> **Aim**: Find how many lines of the listing below include the word "color", then report the number by itself.

> **Exercise input**:
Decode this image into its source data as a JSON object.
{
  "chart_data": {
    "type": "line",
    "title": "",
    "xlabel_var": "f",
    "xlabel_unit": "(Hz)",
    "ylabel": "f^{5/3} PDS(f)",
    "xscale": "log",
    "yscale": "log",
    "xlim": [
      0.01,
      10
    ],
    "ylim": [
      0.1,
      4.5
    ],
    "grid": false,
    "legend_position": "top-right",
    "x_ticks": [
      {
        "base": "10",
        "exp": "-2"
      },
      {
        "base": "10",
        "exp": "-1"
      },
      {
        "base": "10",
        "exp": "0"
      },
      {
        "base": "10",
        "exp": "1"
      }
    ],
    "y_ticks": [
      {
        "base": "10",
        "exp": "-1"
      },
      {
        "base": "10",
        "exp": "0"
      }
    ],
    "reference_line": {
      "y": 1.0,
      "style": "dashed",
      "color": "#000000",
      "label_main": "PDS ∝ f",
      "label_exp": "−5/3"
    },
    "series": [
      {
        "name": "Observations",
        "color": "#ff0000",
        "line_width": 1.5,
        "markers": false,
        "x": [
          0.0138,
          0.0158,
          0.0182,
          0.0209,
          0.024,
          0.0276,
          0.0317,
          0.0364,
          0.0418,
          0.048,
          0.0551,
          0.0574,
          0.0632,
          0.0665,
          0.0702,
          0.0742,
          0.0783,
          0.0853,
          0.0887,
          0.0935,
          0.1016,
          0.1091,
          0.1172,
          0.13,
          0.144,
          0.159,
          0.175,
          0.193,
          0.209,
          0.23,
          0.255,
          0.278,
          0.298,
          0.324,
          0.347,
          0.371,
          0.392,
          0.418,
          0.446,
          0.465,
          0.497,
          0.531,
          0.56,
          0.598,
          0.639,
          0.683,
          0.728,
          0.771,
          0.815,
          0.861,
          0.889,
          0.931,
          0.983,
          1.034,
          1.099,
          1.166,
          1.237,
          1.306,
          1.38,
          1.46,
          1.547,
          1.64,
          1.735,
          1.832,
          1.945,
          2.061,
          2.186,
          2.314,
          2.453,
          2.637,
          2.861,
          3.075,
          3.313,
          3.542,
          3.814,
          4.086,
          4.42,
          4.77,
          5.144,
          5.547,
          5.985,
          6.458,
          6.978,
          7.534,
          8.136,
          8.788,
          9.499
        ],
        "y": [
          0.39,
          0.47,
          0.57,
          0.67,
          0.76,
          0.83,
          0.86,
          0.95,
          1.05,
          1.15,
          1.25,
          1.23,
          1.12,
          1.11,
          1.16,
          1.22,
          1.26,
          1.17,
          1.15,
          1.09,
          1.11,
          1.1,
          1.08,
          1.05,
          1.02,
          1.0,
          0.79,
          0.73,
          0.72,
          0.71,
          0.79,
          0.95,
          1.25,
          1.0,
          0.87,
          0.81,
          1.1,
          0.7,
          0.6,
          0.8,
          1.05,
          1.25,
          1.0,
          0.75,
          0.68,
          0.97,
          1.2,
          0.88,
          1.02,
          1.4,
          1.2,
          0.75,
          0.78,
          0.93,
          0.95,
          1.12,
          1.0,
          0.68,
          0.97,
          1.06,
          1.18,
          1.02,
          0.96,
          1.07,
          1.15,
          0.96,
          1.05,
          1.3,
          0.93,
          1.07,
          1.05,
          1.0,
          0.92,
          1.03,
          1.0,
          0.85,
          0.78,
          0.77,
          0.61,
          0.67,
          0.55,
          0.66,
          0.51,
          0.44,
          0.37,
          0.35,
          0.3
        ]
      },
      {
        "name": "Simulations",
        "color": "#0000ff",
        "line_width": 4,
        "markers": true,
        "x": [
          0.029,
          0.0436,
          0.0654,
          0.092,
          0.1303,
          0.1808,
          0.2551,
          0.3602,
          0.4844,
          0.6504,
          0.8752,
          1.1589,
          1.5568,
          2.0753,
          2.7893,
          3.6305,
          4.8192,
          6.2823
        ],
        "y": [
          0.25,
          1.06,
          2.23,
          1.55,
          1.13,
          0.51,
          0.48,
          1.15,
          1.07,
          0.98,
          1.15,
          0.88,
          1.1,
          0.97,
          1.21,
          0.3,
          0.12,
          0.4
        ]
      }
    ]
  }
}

> **Expected output**: 3